(Extracted data entries)
━━━━━━━━━━

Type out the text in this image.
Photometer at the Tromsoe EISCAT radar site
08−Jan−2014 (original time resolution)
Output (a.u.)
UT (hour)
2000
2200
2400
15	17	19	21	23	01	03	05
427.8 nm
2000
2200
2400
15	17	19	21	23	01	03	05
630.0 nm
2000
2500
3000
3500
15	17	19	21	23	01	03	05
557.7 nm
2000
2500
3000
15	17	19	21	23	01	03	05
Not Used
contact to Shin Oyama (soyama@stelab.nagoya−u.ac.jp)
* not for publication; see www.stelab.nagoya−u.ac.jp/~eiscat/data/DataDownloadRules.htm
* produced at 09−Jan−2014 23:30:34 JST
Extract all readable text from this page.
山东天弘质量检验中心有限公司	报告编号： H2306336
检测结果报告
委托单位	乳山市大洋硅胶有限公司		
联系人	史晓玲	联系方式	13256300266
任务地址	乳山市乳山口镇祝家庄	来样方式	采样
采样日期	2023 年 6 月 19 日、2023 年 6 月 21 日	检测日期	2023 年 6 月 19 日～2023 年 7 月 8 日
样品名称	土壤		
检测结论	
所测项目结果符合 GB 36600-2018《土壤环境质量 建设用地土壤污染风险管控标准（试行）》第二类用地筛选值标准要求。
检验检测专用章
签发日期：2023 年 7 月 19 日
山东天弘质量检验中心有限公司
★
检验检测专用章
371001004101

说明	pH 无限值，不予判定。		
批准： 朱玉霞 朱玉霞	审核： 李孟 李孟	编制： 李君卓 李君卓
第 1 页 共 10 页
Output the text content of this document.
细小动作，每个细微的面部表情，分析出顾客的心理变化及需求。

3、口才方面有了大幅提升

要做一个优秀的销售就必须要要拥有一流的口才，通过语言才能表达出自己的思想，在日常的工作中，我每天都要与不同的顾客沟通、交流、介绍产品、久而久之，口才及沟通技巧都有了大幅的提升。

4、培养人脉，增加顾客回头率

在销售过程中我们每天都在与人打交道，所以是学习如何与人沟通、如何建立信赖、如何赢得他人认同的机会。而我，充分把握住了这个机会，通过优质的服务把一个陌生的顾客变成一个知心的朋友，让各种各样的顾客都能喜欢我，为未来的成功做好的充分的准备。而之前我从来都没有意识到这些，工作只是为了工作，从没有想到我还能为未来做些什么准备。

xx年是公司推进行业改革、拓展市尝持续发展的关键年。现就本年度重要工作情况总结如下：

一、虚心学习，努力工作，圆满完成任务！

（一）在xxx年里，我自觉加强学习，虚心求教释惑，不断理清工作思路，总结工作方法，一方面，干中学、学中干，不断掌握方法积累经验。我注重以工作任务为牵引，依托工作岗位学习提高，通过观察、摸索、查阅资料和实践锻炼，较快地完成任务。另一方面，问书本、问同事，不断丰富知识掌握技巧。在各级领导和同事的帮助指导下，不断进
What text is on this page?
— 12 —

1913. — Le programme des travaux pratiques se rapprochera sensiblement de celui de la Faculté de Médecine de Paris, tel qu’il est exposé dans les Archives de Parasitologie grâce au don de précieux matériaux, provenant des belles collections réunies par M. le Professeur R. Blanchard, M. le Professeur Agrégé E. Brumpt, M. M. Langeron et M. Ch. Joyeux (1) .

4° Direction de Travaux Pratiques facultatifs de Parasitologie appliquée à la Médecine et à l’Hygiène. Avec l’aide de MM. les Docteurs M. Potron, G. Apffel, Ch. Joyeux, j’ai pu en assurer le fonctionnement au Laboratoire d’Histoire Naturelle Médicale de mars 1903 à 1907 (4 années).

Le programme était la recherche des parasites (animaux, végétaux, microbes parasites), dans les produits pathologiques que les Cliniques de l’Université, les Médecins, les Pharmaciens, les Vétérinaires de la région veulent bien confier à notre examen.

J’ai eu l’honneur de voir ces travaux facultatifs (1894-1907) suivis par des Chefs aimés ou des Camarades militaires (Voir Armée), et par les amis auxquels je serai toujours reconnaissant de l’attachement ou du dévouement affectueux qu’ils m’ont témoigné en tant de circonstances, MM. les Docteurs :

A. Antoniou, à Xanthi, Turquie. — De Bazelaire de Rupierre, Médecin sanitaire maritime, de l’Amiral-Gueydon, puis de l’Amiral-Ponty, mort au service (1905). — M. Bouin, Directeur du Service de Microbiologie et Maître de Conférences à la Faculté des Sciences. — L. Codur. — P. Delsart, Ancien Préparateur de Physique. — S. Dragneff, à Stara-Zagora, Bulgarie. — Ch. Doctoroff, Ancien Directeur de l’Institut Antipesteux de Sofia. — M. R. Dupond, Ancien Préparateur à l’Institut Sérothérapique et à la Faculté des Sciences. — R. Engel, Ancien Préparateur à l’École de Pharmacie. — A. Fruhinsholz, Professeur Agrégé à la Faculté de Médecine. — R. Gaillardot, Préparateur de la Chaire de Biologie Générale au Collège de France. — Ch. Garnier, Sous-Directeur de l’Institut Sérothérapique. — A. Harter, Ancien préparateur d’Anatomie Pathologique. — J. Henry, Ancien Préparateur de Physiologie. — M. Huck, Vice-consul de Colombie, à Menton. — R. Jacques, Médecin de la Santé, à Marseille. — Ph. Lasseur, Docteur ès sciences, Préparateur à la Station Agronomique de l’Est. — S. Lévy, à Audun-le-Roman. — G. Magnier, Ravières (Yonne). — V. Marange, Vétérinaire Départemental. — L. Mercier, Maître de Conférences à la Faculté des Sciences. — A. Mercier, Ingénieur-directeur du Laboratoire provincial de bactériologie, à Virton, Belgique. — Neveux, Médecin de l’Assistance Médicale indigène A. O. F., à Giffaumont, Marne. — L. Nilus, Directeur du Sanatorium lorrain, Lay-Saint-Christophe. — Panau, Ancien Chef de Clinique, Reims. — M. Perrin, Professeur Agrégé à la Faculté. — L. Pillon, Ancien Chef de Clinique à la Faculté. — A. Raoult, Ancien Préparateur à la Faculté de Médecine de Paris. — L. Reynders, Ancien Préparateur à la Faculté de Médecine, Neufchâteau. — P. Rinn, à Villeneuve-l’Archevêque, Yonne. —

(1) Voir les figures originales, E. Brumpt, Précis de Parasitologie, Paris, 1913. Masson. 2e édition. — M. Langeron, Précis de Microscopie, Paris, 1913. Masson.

━━━━━━━━━━

Extract all the entries word for word.

### FULL SOLUTION
Type out the text in this image.
Photometer at the Tromsoe EISCAT radar site
08−Jan−2014 (original time resolution)
Output (a.u.)
UT (hour)
2000
2200
2400
15	17	19	21	23	01	03	05
427.8 nm
2000
2200
2400
15	17	19	21	23	01	03	05
630.0 nm
2000
2500
3000
3500
15	17	19	21	23	01	03	05
557.7 nm
2000
2500
3000
15	17	19	21	23	01	03	05
Not Used
contact to Shin Oyama (soyama@stelab.nagoya−u.ac.jp)
* not for publication; see www.stelab.nagoya−u.ac.jp/~eiscat/data/DataDownloadRules.htm
* produced at 09−Jan−2014 23:30:34 JST
Extract all readable text from this page.
山东天弘质量检验中心有限公司	报告编号： H2306336
检测结果报告
委托单位	乳山市大洋硅胶有限公司		
联系人	史晓玲	联系方式	13256300266
任务地址	乳山市乳山口镇祝家庄	来样方式	采样
采样日期	2023 年 6 月 19 日、2023 年 6 月 21 日	检测日期	2023 年 6 月 19 日～2023 年 7 月 8 日
样品名称	土壤		
检测结论	
所测项目结果符合 GB 36600-2018《土壤环境质量 建设用地土壤污染风险管控标准（试行）》第二类用地筛选值标准要求。
检验检测专用章
签发日期：2023 年 7 月 19 日
山东天弘质量检验中心有限公司
★
检验检测专用章
371001004101

说明	pH 无限值，不予判定。		
批准： 朱玉霞 朱玉霞	审核： 李孟 李孟	编制： 李君卓 李君卓
第 1 页 共 10 页
Output the text content of this document.
细小动作，每个细微的面部表情，分析出顾客的心理变化及需求。

3、口才方面有了大幅提升

要做一个优秀的销售就必须要要拥有一流的口才，通过语言才能表达出自己的思想，在日常的工作中，我每天都要与不同的顾客沟通、交流、介绍产品、久而久之，口才及沟通技巧都有了大幅的提升。

4、培养人脉，增加顾客回头率

在销售过程中我们每天都在与人打交道，所以是学习如何与人沟通、如何建立信赖、如何赢得他人认同的机会。而我，充分把握住了这个机会，通过优质的服务把一个陌生的顾客变成一个知心的朋友，让各种各样的顾客都能喜欢我，为未来的成功做好的充分的准备。而之前我从来都没有意识到这些，工作只是为了工作，从没有想到我还能为未来做些什么准备。

xx年是公司推进行业改革、拓展市尝持续发展的关键年。现就本年度重要工作情况总结如下：

一、虚心学习，努力工作，圆满完成任务！

（一）在xxx年里，我自觉加强学习，虚心求教释惑，不断理清工作思路，总结工作方法，一方面，干中学、学中干，不断掌握方法积累经验。我注重以工作任务为牵引，依托工作岗位学习提高，通过观察、摸索、查阅资料和实践锻炼，较快地完成任务。另一方面，问书本、问同事，不断丰富知识掌握技巧。在各级领导和同事的帮助指导下，不断进
What text is on this page?
— 12 —

1913. — Le programme des travaux pratiques se rapprochera sensiblement de celui de la Faculté de Médecine de Paris, tel qu’il est exposé dans les Archives de Parasitologie grâce au don de précieux matériaux, provenant des belles collections réunies par M. le Professeur R. Blanchard, M. le Professeur Agrégé E. Brumpt, M. M. Langeron et M. Ch. Joyeux (1) .

4° Direction de Travaux Pratiques facultatifs de Parasitologie appliquée à la Médecine et à l’Hygiène. Avec l’aide de MM. les Docteurs M. Potron, G. Apffel, Ch. Joyeux, j’ai pu en assurer le fonctionnement au Laboratoire d’Histoire Naturelle Médicale de mars 1903 à 1907 (4 années).

Le programme était la recherche des parasites (animaux, végétaux, microbes parasites), dans les produits pathologiques que les Cliniques de l’Université, les Médecins, les Pharmaciens, les Vétérinaires de la région veulent bien confier à notre examen.

J’ai eu l’honneur de voir ces travaux facultatifs (1894-1907) suivis par des Chefs aimés ou des Camarades militaires (Voir Armée), et par les amis auxquels je serai toujours reconnaissant de l’attachement ou du dévouement affectueux qu’ils m’ont témoigné en tant de circonstances, MM. les Docteurs :

A. Antoniou, à Xanthi, Turquie. — De Bazelaire de Rupierre, Médecin sanitaire maritime, de l’Amiral-Gueydon, puis de l’Amiral-Ponty, mort au service (1905). — M. Bouin, Directeur du Service de Microbiologie et Maître de Conférences à la Faculté des Sciences. — L. Codur. — P. Delsart, Ancien Préparateur de Physique. — S. Dragneff, à Stara-Zagora, Bulgarie. — Ch. Doctoroff, Ancien Directeur de l’Institut Antipesteux de Sofia. — M. R. Dupond, Ancien Préparateur à l’Institut Sérothérapique et à la Faculté des Sciences. — R. Engel, Ancien Préparateur à l’École de Pharmacie. — A. Fruhinsholz, Professeur Agrégé à la Faculté de Médecine. — R. Gaillardot, Préparateur de la Chaire de Biologie Générale au Collège de France. — Ch. Garnier, Sous-Directeur de l’Institut Sérothérapique. — A. Harter, Ancien préparateur d’Anatomie Pathologique. — J. Henry, Ancien Préparateur de Physiologie. — M. Huck, Vice-consul de Colombie, à Menton. — R. Jacques, Médecin de la Santé, à Marseille. — Ph. Lasseur, Docteur ès sciences, Préparateur à la Station Agronomique de l’Est. — S. Lévy, à Audun-le-Roman. — G. Magnier, Ravières (Yonne). — V. Marange, Vétérinaire Départemental. — L. Mercier, Maître de Conférences à la Faculté des Sciences. — A. Mercier, Ingénieur-directeur du Laboratoire provincial de bactériologie, à Virton, Belgique. — Neveux, Médecin de l’Assistance Médicale indigène A. O. F., à Giffaumont, Marne. — L. Nilus, Directeur du Sanatorium lorrain, Lay-Saint-Christophe. — Panau, Ancien Chef de Clinique, Reims. — M. Perrin, Professeur Agrégé à la Faculté. — L. Pillon, Ancien Chef de Clinique à la Faculté. — A. Raoult, Ancien Préparateur à la Faculté de Médecine de Paris. — L. Reynders, Ancien Préparateur à la Faculté de Médecine, Neufchâteau. — P. Rinn, à Villeneuve-l’Archevêque, Yonne. —

(1) Voir les figures originales, E. Brumpt, Précis de Parasitologie, Paris, 1913. Masson. 2e édition. — M. Langeron, Précis de Microscopie, Paris, 1913. Masson.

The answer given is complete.